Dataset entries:
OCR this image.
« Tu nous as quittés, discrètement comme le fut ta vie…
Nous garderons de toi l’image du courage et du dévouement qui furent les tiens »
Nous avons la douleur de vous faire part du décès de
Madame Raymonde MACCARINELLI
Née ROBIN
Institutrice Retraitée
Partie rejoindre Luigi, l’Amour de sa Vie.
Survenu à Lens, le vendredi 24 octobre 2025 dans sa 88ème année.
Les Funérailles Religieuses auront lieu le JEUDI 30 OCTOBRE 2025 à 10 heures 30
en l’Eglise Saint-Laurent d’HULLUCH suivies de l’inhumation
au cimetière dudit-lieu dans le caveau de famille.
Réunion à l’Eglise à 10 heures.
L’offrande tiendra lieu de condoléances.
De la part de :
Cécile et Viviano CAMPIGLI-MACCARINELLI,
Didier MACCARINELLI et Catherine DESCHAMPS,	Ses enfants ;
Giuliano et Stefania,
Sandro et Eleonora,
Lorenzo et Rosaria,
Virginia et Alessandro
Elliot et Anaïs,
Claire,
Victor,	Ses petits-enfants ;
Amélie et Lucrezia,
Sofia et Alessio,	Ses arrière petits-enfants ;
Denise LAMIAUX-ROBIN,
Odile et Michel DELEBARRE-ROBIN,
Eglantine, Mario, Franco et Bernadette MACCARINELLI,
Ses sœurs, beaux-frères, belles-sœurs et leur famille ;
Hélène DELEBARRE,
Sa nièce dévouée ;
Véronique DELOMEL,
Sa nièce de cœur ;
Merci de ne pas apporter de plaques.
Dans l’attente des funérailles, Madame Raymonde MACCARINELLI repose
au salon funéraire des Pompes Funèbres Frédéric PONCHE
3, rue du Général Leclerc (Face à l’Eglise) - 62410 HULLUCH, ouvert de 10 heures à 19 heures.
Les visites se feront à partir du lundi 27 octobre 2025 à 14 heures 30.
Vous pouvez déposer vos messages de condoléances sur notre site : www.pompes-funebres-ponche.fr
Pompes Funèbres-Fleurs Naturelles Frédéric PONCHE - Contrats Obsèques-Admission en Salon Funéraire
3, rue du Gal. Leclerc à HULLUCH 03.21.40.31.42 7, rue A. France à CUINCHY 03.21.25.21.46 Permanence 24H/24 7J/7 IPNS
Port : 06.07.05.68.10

▶ _GIVEN EXERCISE_
Each record above should be output again exactly.

▶ _ANSWER_
OCR this image.
« Tu nous as quittés, discrètement comme le fut ta vie…
Nous garderons de toi l’image du courage et du dévouement qui furent les tiens »
Nous avons la douleur de vous faire part du décès de
Madame Raymonde MACCARINELLI
Née ROBIN
Institutrice Retraitée
Partie rejoindre Luigi, l’Amour de sa Vie.
Survenu à Lens, le vendredi 24 octobre 2025 dans sa 88ème année.
Les Funérailles Religieuses auront lieu le JEUDI 30 OCTOBRE 2025 à 10 heures 30
en l’Eglise Saint-Laurent d’HULLUCH suivies de l’inhumation
au cimetière dudit-lieu dans le caveau de famille.
Réunion à l’Eglise à 10 heures.
L’offrande tiendra lieu de condoléances.
De la part de :
Cécile et Viviano CAMPIGLI-MACCARINELLI,
Didier MACCARINELLI et Catherine DESCHAMPS,	Ses enfants ;
Giuliano et Stefania,
Sandro et Eleonora,
Lorenzo et Rosaria,
Virginia et Alessandro
Elliot et Anaïs,
Claire,
Victor,	Ses petits-enfants ;
Amélie et Lucrezia,
Sofia et Alessio,	Ses arrière petits-enfants ;
Denise LAMIAUX-ROBIN,
Odile et Michel DELEBARRE-ROBIN,
Eglantine, Mario, Franco et Bernadette MACCARINELLI,
Ses sœurs, beaux-frères, belles-sœurs et leur famille ;
Hélène DELEBARRE,
Sa nièce dévouée ;
Véronique DELOMEL,
Sa nièce de cœur ;
Merci de ne pas apporter de plaques.
Dans l’attente des funérailles, Madame Raymonde MACCARINELLI repose
au salon funéraire des Pompes Funèbres Frédéric PONCHE
3, rue du Général Leclerc (Face à l’Eglise) - 62410 HULLUCH, ouvert de 10 heures à 19 heures.
Les visites se feront à partir du lundi 27 octobre 2025 à 14 heures 30.
Vous pouvez déposer vos messages de condoléances sur notre site : www.pompes-funebres-ponche.fr
Pompes Funèbres-Fleurs Naturelles Frédéric PONCHE - Contrats Obsèques-Admission en Salon Funéraire
3, rue du Gal. Leclerc à HULLUCH 03.21.40.31.42 7, rue A. France à CUINCHY 03.21.25.21.46 Permanence 24H/24 7J/7 IPNS
Port : 06.07.05.68.10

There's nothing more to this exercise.